/---

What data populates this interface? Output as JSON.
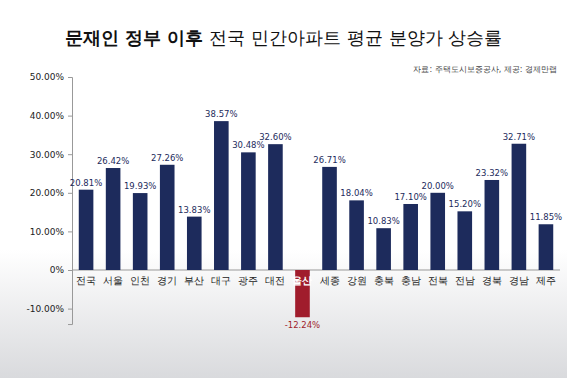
{
  "chart_data": {
    "type": "bar",
    "title": "문재인 정부 이후 전국 민간아파트 평균 분양가 상승률",
    "annotations": [
      "자료: 주택도시보증공사, 제공: 경제만랩"
    ],
    "categories": [
      "전국",
      "서울",
      "인천",
      "경기",
      "부산",
      "대구",
      "광주",
      "대전",
      "울산",
      "세종",
      "강원",
      "충북",
      "충남",
      "전북",
      "전남",
      "경북",
      "경남",
      "제주"
    ],
    "values": [
      20.81,
      26.42,
      19.93,
      27.26,
      13.83,
      38.57,
      30.48,
      32.6,
      -12.24,
      26.71,
      18.04,
      10.83,
      17.1,
      20.0,
      15.2,
      23.32,
      32.71,
      11.85
    ],
    "value_labels": [
      "20.81%",
      "26.42%",
      "19.93%",
      "27.26%",
      "13.83%",
      "38.57%",
      "30.48%",
      "32.60%",
      "-12.24%",
      "26.71%",
      "18.04%",
      "10.83%",
      "17.10%",
      "20.00%",
      "15.20%",
      "23.32%",
      "32.71%",
      "11.85%"
    ],
    "colors": [
      "#1d2b5c",
      "#1d2b5c",
      "#1d2b5c",
      "#1d2b5c",
      "#1d2b5c",
      "#1d2b5c",
      "#1d2b5c",
      "#1d2b5c",
      "#a01c2c",
      "#1d2b5c",
      "#1d2b5c",
      "#1d2b5c",
      "#1d2b5c",
      "#1d2b5c",
      "#1d2b5c",
      "#1d2b5c",
      "#1d2b5c",
      "#1d2b5c"
    ],
    "data_labels": true,
    "ylim": [
      -14,
      50
    ],
    "yticks": [
      {
        "value": -10,
        "label": "-10.00%"
      },
      {
        "value": 0,
        "label": "0%"
      },
      {
        "value": 10,
        "label": "10.00%"
      },
      {
        "value": 20,
        "label": "20.00%"
      },
      {
        "value": 30,
        "label": "30.00%"
      },
      {
        "value": 40,
        "label": "40.00%"
      },
      {
        "value": 50,
        "label": "50.00%"
      }
    ],
    "grid": false
  }
}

\---

EXERCISE PROMPT
Give back the entries verbatim. Do not include any picture.

TASK RESPONSE
What data populates this interface? Output as JSON.
{
  "chart_data": {
    "type": "bar",
    "title": "문재인 정부 이후 전국 민간아파트 평균 분양가 상승률",
    "annotations": [
      "자료: 주택도시보증공사, 제공: 경제만랩"
    ],
    "categories": [
      "전국",
      "서울",
      "인천",
      "경기",
      "부산",
      "대구",
      "광주",
      "대전",
      "울산",
      "세종",
      "강원",
      "충북",
      "충남",
      "전북",
      "전남",
      "경북",
      "경남",
      "제주"
    ],
    "values": [
      20.81,
      26.42,
      19.93,
      27.26,
      13.83,
      38.57,
      30.48,
      32.6,
      -12.24,
      26.71,
      18.04,
      10.83,
      17.1,
      20.0,
      15.2,
      23.32,
      32.71,
      11.85
    ],
    "value_labels": [
      "20.81%",
      "26.42%",
      "19.93%",
      "27.26%",
      "13.83%",
      "38.57%",
      "30.48%",
      "32.60%",
      "-12.24%",
      "26.71%",
      "18.04%",
      "10.83%",
      "17.10%",
      "20.00%",
      "15.20%",
      "23.32%",
      "32.71%",
      "11.85%"
    ],
    "colors": [
      "#1d2b5c",
      "#1d2b5c",
      "#1d2b5c",
      "#1d2b5c",
      "#1d2b5c",
      "#1d2b5c",
      "#1d2b5c",
      "#1d2b5c",
      "#a01c2c",
      "#1d2b5c",
      "#1d2b5c",
      "#1d2b5c",
      "#1d2b5c",
      "#1d2b5c",
      "#1d2b5c",
      "#1d2b5c",
      "#1d2b5c",
      "#1d2b5c"
    ],
    "data_labels": true,
    "ylim": [
      -14,
      50
    ],
    "yticks": [
      {
        "value": -10,
        "label": "-10.00%"
      },
      {
        "value": 0,
        "label": "0%"
      },
      {
        "value": 10,
        "label": "10.00%"
      },
      {
        "value": 20,
        "label": "20.00%"
      },
      {
        "value": 30,
        "label": "30.00%"
      },
      {
        "value": 40,
        "label": "40.00%"
      },
      {
        "value": 50,
        "label": "50.00%"
      }
    ],
    "grid": false
  }
}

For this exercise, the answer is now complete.